» **Task prompt**:
Reproduce the records below exactly as given.

» **Dataset rows**:
-- BEGIN --

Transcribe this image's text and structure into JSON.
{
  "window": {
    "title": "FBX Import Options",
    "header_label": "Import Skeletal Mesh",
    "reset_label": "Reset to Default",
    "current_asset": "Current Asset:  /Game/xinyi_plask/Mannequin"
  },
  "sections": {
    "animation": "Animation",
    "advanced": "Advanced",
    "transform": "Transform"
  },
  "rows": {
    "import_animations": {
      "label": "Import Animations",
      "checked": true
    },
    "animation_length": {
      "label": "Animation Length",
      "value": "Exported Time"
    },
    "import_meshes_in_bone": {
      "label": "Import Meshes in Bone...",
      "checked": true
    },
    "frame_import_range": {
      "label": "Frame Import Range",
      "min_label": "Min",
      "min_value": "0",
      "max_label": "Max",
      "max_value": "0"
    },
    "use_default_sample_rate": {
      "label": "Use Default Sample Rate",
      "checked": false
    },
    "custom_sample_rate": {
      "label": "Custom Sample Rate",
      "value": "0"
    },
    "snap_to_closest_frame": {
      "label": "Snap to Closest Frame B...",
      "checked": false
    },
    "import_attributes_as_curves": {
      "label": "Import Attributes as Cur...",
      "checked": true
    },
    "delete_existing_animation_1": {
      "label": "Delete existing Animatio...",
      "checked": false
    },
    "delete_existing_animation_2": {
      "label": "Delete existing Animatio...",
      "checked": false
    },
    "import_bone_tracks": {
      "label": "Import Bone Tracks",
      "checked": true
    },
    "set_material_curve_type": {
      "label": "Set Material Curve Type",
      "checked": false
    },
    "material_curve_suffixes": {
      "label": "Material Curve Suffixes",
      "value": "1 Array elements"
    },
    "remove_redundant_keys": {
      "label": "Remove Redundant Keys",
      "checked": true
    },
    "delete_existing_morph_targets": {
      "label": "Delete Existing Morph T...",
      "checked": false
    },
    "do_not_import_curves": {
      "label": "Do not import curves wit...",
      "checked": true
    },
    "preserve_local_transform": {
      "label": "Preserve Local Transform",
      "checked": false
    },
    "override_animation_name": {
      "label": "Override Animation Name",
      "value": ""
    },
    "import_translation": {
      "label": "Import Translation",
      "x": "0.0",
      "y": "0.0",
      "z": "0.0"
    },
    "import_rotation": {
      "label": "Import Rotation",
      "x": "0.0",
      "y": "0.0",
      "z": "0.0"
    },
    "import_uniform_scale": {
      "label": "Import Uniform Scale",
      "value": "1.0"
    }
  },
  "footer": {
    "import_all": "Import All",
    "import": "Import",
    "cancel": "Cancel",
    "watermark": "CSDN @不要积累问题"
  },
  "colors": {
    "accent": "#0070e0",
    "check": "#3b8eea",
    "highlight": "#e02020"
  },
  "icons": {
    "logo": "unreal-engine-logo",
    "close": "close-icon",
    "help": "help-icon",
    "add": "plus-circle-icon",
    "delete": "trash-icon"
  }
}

-- END --

» **Response for this exercise**:
Transcribe this image's text and structure into JSON.
{
  "window": {
    "title": "FBX Import Options",
    "header_label": "Import Skeletal Mesh",
    "reset_label": "Reset to Default",
    "current_asset": "Current Asset:  /Game/xinyi_plask/Mannequin"
  },
  "sections": {
    "animation": "Animation",
    "advanced": "Advanced",
    "transform": "Transform"
  },
  "rows": {
    "import_animations": {
      "label": "Import Animations",
      "checked": true
    },
    "animation_length": {
      "label": "Animation Length",
      "value": "Exported Time"
    },
    "import_meshes_in_bone": {
      "label": "Import Meshes in Bone...",
      "checked": true
    },
    "frame_import_range": {
      "label": "Frame Import Range",
      "min_label": "Min",
      "min_value": "0",
      "max_label": "Max",
      "max_value": "0"
    },
    "use_default_sample_rate": {
      "label": "Use Default Sample Rate",
      "checked": false
    },
    "custom_sample_rate": {
      "label": "Custom Sample Rate",
      "value": "0"
    },
    "snap_to_closest_frame": {
      "label": "Snap to Closest Frame B...",
      "checked": false
    },
    "import_attributes_as_curves": {
      "label": "Import Attributes as Cur...",
      "checked": true
    },
    "delete_existing_animation_1": {
      "label": "Delete existing Animatio...",
      "checked": false
    },
    "delete_existing_animation_2": {
      "label": "Delete existing Animatio...",
      "checked": false
    },
    "import_bone_tracks": {
      "label": "Import Bone Tracks",
      "checked": true
    },
    "set_material_curve_type": {
      "label": "Set Material Curve Type",
      "checked": false
    },
    "material_curve_suffixes": {
      "label": "Material Curve Suffixes",
      "value": "1 Array elements"
    },
    "remove_redundant_keys": {
      "label": "Remove Redundant Keys",
      "checked": true
    },
    "delete_existing_morph_targets": {
      "label": "Delete Existing Morph T...",
      "checked": false
    },
    "do_not_import_curves": {
      "label": "Do not import curves wit...",
      "checked": true
    },
    "preserve_local_transform": {
      "label": "Preserve Local Transform",
      "checked": false
    },
    "override_animation_name": {
      "label": "Override Animation Name",
      "value": ""
    },
    "import_translation": {
      "label": "Import Translation",
      "x": "0.0",
      "y": "0.0",
      "z": "0.0"
    },
    "import_rotation": {
      "label": "Import Rotation",
      "x": "0.0",
      "y": "0.0",
      "z": "0.0"
    },
    "import_uniform_scale": {
      "label": "Import Uniform Scale",
      "value": "1.0"
    }
  },
  "footer": {
    "import_all": "Import All",
    "import": "Import",
    "cancel": "Cancel",
    "watermark": "CSDN @不要积累问题"
  },
  "colors": {
    "accent": "#0070e0",
    "check": "#3b8eea",
    "highlight": "#e02020"
  },
  "icons": {
    "logo": "unreal-engine-logo",
    "close": "close-icon",
    "help": "help-icon",
    "add": "plus-circle-icon",
    "delete": "trash-icon"
  }
}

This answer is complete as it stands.